### DATA RECORDS
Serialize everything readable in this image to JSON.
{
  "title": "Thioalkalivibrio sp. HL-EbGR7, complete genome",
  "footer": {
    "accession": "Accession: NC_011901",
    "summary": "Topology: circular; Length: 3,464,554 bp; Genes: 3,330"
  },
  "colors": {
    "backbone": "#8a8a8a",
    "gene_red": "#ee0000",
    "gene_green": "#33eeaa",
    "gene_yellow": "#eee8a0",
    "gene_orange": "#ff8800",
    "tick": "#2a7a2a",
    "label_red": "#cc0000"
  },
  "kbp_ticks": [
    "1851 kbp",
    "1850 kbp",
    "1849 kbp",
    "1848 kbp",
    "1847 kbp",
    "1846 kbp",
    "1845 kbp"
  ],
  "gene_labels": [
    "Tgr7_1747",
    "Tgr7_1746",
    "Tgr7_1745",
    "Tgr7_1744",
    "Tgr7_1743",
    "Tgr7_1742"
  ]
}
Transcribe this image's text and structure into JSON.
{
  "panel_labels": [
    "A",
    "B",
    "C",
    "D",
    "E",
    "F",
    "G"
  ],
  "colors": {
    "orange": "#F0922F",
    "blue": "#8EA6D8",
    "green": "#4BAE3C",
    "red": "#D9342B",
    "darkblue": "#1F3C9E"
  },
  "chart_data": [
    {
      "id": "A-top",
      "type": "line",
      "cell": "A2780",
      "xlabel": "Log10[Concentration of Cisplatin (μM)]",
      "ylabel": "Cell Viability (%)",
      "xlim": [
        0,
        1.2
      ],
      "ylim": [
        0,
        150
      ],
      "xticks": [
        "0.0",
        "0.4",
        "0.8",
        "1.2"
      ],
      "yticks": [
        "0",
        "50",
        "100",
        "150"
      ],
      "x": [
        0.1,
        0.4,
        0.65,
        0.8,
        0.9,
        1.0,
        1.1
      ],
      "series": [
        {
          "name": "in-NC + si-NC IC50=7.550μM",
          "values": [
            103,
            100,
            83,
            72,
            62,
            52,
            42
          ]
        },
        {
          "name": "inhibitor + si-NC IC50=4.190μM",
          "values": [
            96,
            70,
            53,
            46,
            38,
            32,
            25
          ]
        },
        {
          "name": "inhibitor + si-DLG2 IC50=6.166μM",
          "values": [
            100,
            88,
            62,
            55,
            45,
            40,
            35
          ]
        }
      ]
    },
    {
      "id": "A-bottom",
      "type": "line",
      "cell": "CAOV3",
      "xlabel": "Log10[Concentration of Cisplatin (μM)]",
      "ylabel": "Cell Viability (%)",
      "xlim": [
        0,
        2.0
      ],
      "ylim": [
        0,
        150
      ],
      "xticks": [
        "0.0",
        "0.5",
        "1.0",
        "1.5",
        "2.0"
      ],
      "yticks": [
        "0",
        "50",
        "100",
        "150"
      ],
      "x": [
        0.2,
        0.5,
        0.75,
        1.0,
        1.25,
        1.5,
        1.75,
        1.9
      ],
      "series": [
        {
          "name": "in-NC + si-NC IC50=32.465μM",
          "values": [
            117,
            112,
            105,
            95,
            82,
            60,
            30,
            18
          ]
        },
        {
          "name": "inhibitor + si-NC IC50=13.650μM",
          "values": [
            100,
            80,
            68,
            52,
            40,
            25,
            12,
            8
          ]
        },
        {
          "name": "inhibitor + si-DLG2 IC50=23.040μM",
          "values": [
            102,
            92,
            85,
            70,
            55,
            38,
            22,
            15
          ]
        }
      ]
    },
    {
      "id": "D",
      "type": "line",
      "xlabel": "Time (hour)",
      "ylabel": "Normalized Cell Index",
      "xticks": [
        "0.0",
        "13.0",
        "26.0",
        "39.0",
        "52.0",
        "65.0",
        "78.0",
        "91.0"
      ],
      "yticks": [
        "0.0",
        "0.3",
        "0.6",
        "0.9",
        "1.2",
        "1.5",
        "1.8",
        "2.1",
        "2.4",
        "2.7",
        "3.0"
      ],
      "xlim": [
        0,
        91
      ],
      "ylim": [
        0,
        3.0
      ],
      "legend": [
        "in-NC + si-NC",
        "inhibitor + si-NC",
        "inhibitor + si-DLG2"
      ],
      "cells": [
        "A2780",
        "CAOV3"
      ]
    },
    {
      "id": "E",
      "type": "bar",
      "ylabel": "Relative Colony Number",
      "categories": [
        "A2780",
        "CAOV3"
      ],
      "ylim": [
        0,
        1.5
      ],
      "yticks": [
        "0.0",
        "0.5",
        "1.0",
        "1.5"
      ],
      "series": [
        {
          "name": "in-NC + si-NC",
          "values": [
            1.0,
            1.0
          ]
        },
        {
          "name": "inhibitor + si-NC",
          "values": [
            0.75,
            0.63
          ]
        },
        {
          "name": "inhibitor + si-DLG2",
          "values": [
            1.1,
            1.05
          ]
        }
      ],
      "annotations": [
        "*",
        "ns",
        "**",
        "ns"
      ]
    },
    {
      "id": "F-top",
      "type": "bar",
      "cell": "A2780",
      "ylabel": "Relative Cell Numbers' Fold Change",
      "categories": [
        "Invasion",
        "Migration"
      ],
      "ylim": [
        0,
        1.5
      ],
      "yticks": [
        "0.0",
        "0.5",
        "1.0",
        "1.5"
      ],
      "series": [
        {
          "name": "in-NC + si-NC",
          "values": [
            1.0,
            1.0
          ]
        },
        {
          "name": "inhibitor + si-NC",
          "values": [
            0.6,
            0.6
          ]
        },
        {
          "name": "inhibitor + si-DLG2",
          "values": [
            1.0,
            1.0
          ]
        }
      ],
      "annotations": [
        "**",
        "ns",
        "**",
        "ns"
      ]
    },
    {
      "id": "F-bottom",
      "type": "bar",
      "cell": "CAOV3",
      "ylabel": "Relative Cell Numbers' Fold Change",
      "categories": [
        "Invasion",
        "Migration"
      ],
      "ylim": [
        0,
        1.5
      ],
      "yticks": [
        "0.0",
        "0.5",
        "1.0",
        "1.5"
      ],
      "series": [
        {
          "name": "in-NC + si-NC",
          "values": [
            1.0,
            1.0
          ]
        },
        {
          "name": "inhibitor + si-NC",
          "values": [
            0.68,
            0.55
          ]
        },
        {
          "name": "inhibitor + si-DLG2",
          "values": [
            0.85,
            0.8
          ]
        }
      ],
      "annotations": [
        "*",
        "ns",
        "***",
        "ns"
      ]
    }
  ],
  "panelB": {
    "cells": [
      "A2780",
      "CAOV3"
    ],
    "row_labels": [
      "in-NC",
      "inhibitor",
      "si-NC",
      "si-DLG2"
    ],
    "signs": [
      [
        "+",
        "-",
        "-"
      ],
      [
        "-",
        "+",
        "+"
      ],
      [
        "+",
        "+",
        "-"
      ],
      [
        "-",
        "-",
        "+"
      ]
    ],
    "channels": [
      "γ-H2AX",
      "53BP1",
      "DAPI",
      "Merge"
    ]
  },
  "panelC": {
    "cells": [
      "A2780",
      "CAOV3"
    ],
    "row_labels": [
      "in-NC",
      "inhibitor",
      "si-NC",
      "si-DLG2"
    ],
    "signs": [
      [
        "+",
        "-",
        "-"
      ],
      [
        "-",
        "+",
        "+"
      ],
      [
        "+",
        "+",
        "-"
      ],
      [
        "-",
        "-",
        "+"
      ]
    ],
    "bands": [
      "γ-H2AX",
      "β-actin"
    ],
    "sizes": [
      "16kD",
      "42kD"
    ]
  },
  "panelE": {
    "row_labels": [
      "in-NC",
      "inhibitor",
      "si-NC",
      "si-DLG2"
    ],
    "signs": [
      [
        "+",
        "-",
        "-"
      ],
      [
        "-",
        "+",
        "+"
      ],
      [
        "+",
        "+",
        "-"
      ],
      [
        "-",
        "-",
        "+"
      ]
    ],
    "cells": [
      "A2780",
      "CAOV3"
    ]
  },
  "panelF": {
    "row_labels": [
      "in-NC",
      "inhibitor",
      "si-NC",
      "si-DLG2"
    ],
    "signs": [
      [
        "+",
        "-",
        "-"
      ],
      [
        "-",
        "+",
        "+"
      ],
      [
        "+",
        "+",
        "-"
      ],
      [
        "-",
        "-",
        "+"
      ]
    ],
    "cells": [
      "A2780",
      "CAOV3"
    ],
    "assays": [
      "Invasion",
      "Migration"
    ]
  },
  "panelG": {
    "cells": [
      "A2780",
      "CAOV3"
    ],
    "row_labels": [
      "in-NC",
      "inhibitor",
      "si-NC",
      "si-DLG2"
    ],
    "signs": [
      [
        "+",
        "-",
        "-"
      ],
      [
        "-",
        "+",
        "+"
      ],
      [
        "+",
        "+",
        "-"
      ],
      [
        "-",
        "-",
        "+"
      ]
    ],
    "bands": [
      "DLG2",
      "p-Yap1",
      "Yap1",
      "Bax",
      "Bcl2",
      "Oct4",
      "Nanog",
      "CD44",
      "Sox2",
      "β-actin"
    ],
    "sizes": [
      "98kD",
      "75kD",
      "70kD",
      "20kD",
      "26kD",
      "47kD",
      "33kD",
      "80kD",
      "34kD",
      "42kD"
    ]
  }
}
######
• EXERCISE DIRECTIONS
Note each line above that contains "JSON" and copy it out.

• SOLUTION TO THIS TASK
Serialize everything readable in this image to JSON.
Transcribe this image's text and structure into JSON.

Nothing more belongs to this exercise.